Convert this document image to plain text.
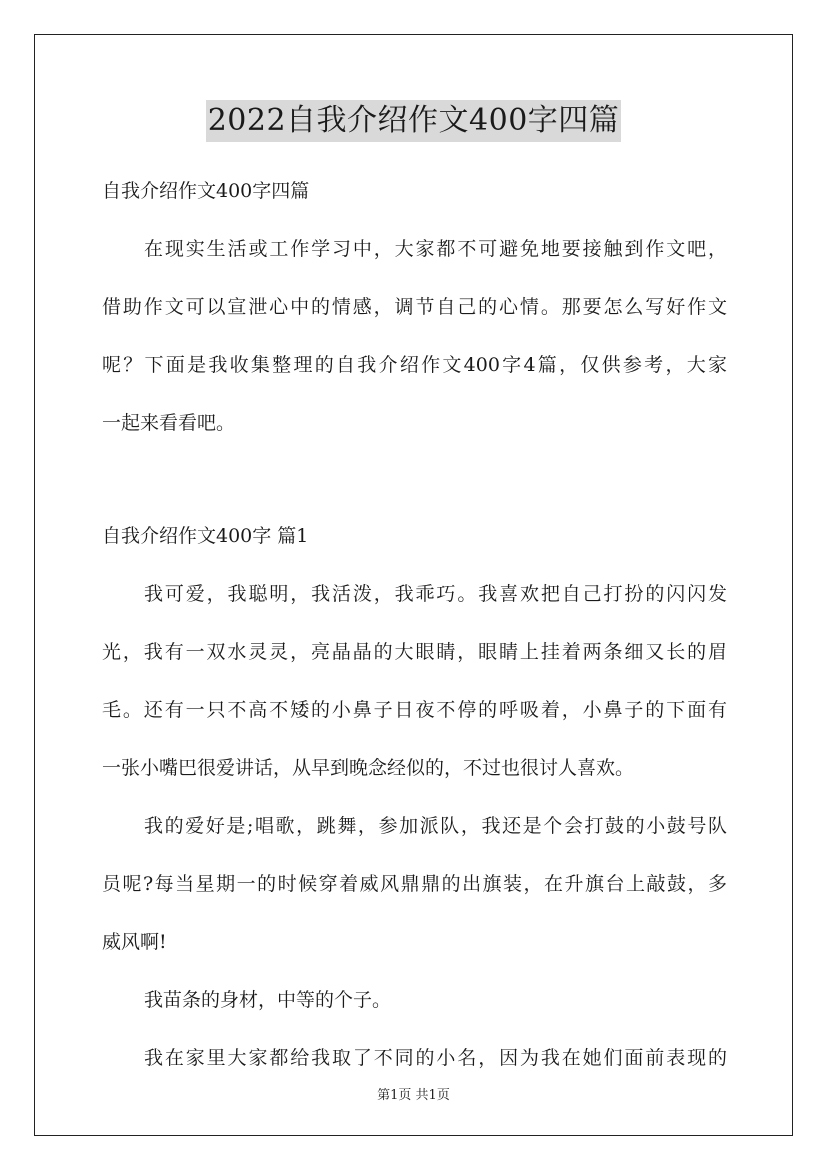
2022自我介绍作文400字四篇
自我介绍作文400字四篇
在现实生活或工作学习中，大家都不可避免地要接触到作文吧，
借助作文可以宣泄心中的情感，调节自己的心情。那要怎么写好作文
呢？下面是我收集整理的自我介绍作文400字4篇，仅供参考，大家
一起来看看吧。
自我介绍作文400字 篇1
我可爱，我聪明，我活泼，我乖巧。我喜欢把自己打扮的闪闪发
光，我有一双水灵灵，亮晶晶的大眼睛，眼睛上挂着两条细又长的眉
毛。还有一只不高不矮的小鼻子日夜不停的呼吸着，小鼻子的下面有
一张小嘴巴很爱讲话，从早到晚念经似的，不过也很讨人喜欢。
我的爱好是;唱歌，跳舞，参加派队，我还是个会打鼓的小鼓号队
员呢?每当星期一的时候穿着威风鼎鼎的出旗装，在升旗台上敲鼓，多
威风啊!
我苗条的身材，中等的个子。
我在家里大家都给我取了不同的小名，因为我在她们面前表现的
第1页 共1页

--------

What you are asked to do.
Restate the whole listing above exactly, except for its images.

Exercise answer.
Convert this document image to plain text.
2022自我介绍作文400字四篇
自我介绍作文400字四篇
在现实生活或工作学习中，大家都不可避免地要接触到作文吧，
借助作文可以宣泄心中的情感，调节自己的心情。那要怎么写好作文
呢？下面是我收集整理的自我介绍作文400字4篇，仅供参考，大家
一起来看看吧。
自我介绍作文400字 篇1
我可爱，我聪明，我活泼，我乖巧。我喜欢把自己打扮的闪闪发
光，我有一双水灵灵，亮晶晶的大眼睛，眼睛上挂着两条细又长的眉
毛。还有一只不高不矮的小鼻子日夜不停的呼吸着，小鼻子的下面有
一张小嘴巴很爱讲话，从早到晚念经似的，不过也很讨人喜欢。
我的爱好是;唱歌，跳舞，参加派队，我还是个会打鼓的小鼓号队
员呢?每当星期一的时候穿着威风鼎鼎的出旗装，在升旗台上敲鼓，多
威风啊!
我苗条的身材，中等的个子。
我在家里大家都给我取了不同的小名，因为我在她们面前表现的
第1页 共1页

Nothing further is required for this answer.